=== Exercise brief ===
Select every line of the material below that contains the string "cagr", and copy each of those lines.

(Records from a collection)
>> Begin
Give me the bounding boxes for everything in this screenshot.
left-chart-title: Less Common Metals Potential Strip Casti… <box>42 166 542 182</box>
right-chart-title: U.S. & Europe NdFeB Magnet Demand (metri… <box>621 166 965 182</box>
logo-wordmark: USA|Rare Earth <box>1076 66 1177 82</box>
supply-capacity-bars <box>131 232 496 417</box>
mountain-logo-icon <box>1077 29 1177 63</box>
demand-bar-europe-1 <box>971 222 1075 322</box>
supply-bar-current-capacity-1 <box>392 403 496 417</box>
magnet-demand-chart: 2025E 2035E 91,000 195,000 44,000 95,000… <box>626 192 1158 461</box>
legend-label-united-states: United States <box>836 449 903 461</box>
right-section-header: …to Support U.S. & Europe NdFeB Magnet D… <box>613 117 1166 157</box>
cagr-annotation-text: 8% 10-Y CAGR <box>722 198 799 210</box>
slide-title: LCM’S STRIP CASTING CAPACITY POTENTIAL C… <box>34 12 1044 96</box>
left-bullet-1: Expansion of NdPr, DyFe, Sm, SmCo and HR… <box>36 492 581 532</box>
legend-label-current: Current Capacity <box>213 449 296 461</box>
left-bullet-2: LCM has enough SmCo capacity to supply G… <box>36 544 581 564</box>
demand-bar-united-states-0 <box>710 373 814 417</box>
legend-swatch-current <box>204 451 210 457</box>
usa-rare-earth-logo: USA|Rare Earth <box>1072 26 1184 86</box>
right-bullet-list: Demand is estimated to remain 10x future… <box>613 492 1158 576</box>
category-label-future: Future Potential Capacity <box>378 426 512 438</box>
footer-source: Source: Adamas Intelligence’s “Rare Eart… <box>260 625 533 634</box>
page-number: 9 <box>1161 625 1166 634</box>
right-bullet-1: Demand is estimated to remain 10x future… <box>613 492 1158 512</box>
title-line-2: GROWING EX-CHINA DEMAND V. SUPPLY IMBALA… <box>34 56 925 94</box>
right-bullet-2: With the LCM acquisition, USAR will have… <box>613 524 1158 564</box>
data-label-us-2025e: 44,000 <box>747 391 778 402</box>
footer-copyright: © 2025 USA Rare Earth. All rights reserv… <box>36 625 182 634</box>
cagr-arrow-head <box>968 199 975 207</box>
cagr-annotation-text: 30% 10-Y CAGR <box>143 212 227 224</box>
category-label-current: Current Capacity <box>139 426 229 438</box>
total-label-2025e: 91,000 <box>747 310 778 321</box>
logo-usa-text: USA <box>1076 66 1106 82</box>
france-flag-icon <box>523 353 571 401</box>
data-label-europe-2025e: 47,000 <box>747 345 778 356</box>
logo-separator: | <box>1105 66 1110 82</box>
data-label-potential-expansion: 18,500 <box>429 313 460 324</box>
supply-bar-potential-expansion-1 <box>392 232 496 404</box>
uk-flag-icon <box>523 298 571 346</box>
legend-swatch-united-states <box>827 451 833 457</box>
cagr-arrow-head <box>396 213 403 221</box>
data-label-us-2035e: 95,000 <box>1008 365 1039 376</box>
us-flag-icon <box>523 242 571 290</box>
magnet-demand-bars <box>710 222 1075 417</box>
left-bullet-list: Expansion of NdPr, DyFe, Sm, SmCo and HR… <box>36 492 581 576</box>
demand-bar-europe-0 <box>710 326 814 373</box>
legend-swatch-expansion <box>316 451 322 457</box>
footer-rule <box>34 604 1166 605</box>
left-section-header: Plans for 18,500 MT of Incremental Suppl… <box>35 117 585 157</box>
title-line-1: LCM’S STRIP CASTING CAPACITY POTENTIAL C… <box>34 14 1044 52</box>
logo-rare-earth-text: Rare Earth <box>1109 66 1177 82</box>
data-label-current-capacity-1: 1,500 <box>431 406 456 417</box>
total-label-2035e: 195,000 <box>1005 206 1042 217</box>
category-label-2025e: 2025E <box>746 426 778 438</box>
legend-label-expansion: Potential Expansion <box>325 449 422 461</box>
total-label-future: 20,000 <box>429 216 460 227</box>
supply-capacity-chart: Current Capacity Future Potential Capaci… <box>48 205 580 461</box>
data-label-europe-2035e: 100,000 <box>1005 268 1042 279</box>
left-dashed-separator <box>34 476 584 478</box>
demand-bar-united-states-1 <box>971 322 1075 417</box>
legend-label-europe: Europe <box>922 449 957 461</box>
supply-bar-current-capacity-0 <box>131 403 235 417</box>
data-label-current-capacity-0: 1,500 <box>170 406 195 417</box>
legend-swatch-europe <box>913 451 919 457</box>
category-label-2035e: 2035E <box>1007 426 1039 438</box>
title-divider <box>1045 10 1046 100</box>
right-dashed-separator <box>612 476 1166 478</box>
>> End
=== Final result ===
cagr-annotation-text: 8% 10-Y CAGR <box>722 198 799 210</box>
cagr-arrow-head <box>968 199 975 207</box>
cagr-annotation-text: 30% 10-Y CAGR <box>143 212 227 224</box>
cagr-arrow-head <box>396 213 403 221</box>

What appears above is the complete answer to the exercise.